Written instruction 1: Output the passage of the attorney-fee article below, from "The lower court’s" to "for attorney’s fees.", with no changes.
Written instruction 2: Using the attorney-fee article below, mark each statement yes or no and quote the words that decide it: (a) The plaintiffs' attorneys sought $14,000 in attorney fees. (b) The Fifth Circuit issued a published decision. (c) The district court accepted the plaintiffs' retaliation claim.

In a recent decision, the Fifth Circuit reversed the award of attorney fees to a prevailing plaintiff. In Cervantes v. Cotter, the lower court severely reduced the plaintiff’s fee request by some 75% because the plaintiff’s success was, in the view of the trial court, small. The plaintiffs, noted the trial court, were only warded $409 in lost overtime payments. The district court rejected the plaintiffs’ claim for liquidated damages and their claim for retaliation. So, their recovery was just the $409. Yet, the plaintiffs’ attorneys sought $14,000 in attorney fees. The trial court considered that to be an “extraordinary” amount in light of the relief obtained.

But, the purpose of the attorney fee provision in the Fair Labor Standard Act is to to encourage attorneys to accept these small cases. No attorney would accept a case in which the hard, economic damages was a mere $409. And, as the Fifth Circuit noted on appeal, there are twelve factors in assessing attorney’s fees, not just the one factor involving success at trial. See the Fifth Circuit decision here.

The lower court’s decision is not well thought out. The Magistrate discussed the settlement offers and lack of counter-offers by the parties. The Magistrate then concluded that the plaintiff lawyers were “greedy” and the defense attorney was “penny-pinching.” It is an extraordinary decision. The district court ignored eleven of the twelve factors in Johnson v. Georgia Highway Express, Inc., 488 F.2d 714, 717-19 (5th Cir. 1974). Johnson requires lower courts to look at twelve factors, including the success of the plaintiff, when it assesses a request for attorney’s fees.

The lower court in Cervantes looked just at one factor, the success of the plaintiffs. Then, it went beyond that and looked at the relative settlement success of the two parties. It mentioned one offer of $17,000 in attorney fees and a second offer of $22,000 in attorney fees. It noted the response by the employer of $210 in overtime pay and $1,000 in attorney fees. It almost seemed like the judge was annoyed at having to hear a small case when the parties could have easily settled the matter. I find that unfortunate. These “small” cases are quite large to those involved. The Fair Labor Standards Act is a federal law. If federal courts will not enforce federal laws, who will? In truth, these apparently small cases are not small, at all. These relatively small cases reflect a wider problem with many employers underpaying their employees and generally getting away with it. The Department of Labor can enforce the FLSA, but it rarely does. It is left to these “small” lawsuits to stand up for the little guy whose pay is being stolen by employers. If there is one plaintiff filing a case for a lost overtime of $210, then there are ten others who also suffered similar losses, but chose not to file suit. There was a time when I was working my way through college and law school. In those days, $210 was a very large amount to me indeed.

In effect, the trial court imposed some new requirement that appears to involve second-guessing settlement strategy. I think it was this that caught the eye of the Fifth Circuit. It vacated the trial court’s ruling in a per curiam, unpublished decision. “Per curiam” decisions are those which the court views as simple, routine, not needing extensive explanation. The higher court is saying this should be a simple issue. Courts cannot truly second-guess settlement strategy. There are just too many unknowns.

Stored data:
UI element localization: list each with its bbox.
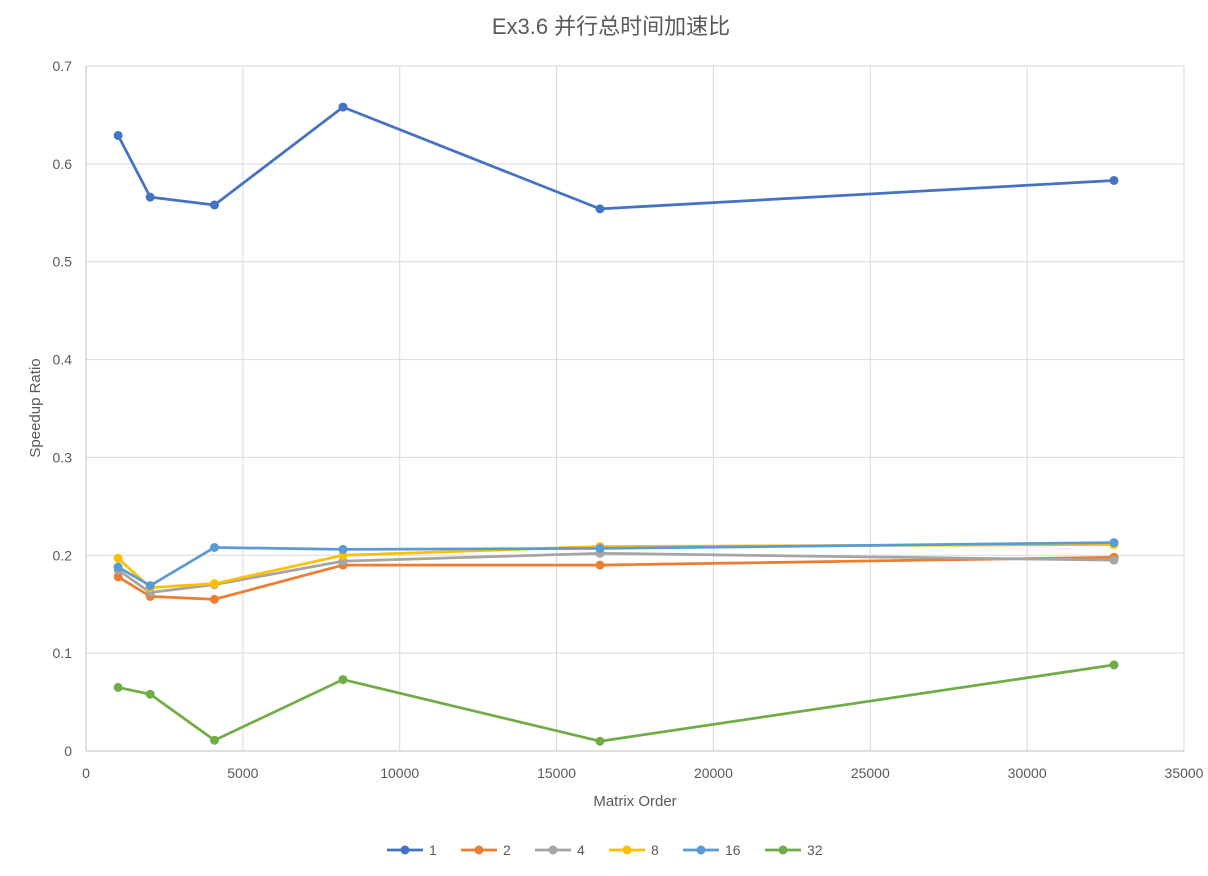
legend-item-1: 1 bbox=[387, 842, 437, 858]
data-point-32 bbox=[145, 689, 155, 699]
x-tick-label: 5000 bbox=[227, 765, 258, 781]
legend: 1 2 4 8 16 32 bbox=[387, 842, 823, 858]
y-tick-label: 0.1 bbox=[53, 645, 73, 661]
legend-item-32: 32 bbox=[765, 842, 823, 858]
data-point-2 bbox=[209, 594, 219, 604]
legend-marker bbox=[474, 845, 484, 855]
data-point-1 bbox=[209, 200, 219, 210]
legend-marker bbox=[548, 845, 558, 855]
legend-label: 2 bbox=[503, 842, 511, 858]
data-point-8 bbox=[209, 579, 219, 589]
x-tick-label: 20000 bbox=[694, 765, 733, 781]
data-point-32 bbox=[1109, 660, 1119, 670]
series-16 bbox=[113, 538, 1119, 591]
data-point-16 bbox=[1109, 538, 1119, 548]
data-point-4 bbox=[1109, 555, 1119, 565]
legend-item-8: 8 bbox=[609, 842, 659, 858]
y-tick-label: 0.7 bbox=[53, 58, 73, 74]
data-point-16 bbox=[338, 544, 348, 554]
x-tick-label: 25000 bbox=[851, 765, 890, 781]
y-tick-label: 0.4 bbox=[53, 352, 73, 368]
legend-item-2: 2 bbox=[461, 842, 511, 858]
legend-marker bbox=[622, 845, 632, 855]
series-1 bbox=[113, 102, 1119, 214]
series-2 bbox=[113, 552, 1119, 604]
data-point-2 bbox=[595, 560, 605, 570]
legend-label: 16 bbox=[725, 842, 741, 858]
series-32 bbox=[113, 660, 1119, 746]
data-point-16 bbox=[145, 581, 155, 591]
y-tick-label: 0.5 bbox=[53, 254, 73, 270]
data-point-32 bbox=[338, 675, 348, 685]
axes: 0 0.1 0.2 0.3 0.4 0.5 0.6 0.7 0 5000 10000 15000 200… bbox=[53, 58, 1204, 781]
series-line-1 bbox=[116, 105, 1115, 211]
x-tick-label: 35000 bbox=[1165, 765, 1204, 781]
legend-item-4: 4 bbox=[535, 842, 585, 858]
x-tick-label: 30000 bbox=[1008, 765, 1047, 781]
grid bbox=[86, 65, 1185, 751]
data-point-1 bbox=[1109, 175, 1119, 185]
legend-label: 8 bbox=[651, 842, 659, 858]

Final result 1:
The lower court’s decision is not well thought out. The Magistrate discussed the settlement offers and lack of counter-offers by the parties. The Magistrate then concluded that the plaintiff lawyers were “greedy” and the defense attorney was “penny-pinching.” It is an extraordinary decision. The district court ignored eleven of the twelve factors in Johnson v. Georgia Highway Express, Inc., 488 F.2d 714, 717-19 (5th Cir. 1974). Johnson requires lower courts to look at twelve factors, including the success of the plaintiff, when it assesses a request for attorney’s fees.

Final result 2:
(a) Yes: "the plaintiffs’ attorneys sought $14,000 in attorney fees."
(b) No: "It vacated the trial court’s ruling in a per curiam, unpublished decision."
(c) No: "The district court rejected the plaintiffs’ claim for liquidated damages and their claim for retaliation."